EXERCISE INPUT –
────

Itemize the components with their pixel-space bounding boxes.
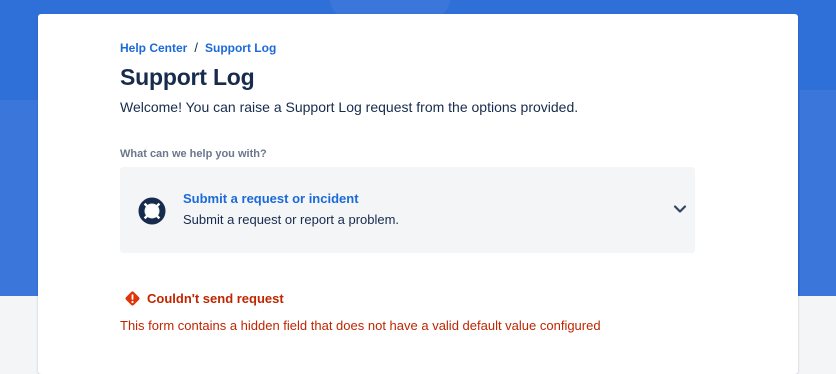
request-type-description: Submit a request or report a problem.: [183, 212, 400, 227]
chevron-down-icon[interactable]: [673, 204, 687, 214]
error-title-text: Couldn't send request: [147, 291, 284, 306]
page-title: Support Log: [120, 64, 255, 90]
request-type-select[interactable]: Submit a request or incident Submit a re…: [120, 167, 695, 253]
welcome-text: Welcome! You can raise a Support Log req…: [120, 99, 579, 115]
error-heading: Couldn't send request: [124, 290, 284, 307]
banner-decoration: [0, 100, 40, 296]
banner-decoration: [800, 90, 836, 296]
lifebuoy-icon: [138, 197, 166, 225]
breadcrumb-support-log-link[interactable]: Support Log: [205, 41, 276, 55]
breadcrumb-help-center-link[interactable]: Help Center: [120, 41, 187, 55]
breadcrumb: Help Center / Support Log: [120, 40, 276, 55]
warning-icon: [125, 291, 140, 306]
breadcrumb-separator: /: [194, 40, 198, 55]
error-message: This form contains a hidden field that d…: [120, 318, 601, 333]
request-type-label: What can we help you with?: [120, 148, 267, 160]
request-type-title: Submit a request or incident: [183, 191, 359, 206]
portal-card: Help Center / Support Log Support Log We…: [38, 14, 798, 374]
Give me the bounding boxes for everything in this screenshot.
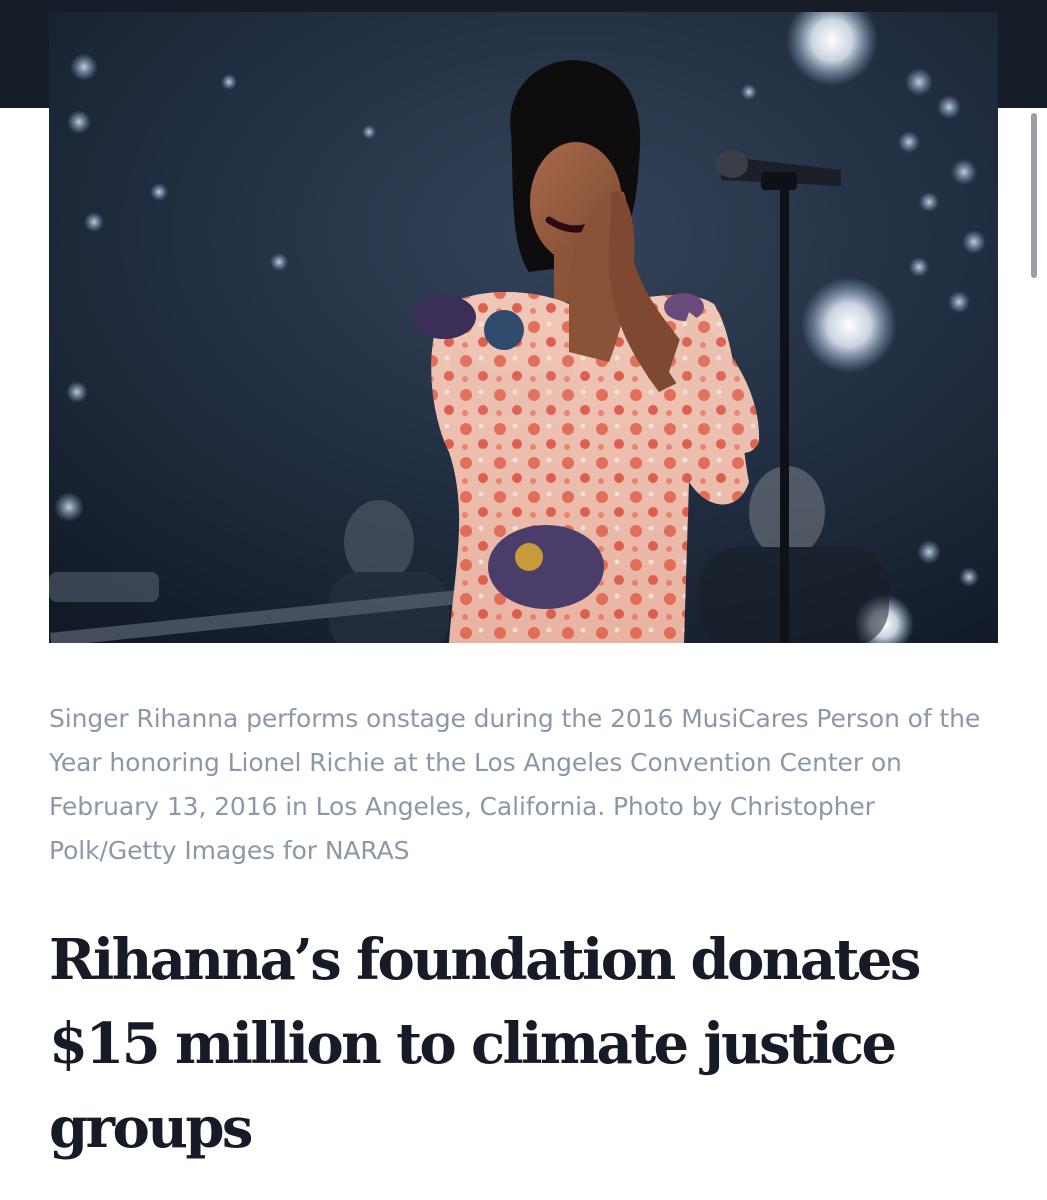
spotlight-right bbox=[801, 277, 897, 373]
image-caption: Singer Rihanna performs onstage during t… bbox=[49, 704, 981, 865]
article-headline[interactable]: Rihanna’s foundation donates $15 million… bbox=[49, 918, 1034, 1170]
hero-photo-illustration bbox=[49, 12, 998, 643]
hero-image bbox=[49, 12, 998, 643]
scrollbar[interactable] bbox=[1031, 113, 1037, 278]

────

EXERCISE REQUIREMENTS – Write out every line of both items above word for word, in the same order. Leave out the picture lines.

ANSWER TO THE EXERCISE –
Itemize the components with their pixel-space bounding boxes.
request-type-description: Submit a request or report a problem.: [183, 212, 400, 227]
chevron-down-icon[interactable]: [673, 204, 687, 214]
error-title-text: Couldn't send request: [147, 291, 284, 306]
page-title: Support Log: [120, 64, 255, 90]
request-type-select[interactable]: Submit a request or incident Submit a re…: [120, 167, 695, 253]
welcome-text: Welcome! You can raise a Support Log req…: [120, 99, 579, 115]
error-heading: Couldn't send request: [124, 290, 284, 307]
banner-decoration: [0, 100, 40, 296]
banner-decoration: [800, 90, 836, 296]
lifebuoy-icon: [138, 197, 166, 225]
breadcrumb-support-log-link[interactable]: Support Log: [205, 41, 276, 55]
breadcrumb-help-center-link[interactable]: Help Center: [120, 41, 187, 55]
breadcrumb: Help Center / Support Log: [120, 40, 276, 55]
warning-icon: [125, 291, 140, 306]
breadcrumb-separator: /: [194, 40, 198, 55]
error-message: This form contains a hidden field that d…: [120, 318, 601, 333]
request-type-label: What can we help you with?: [120, 148, 267, 160]
request-type-title: Submit a request or incident: [183, 191, 359, 206]
portal-card: Help Center / Support Log Support Log We…: [38, 14, 798, 374]
Give me the bounding boxes for everything in this screenshot.
spotlight-right bbox=[801, 277, 897, 373]
image-caption: Singer Rihanna performs onstage during t… bbox=[49, 704, 981, 865]
article-headline[interactable]: Rihanna’s foundation donates $15 million… bbox=[49, 918, 1034, 1170]
hero-photo-illustration bbox=[49, 12, 998, 643]
hero-image bbox=[49, 12, 998, 643]
scrollbar[interactable] bbox=[1031, 113, 1037, 278]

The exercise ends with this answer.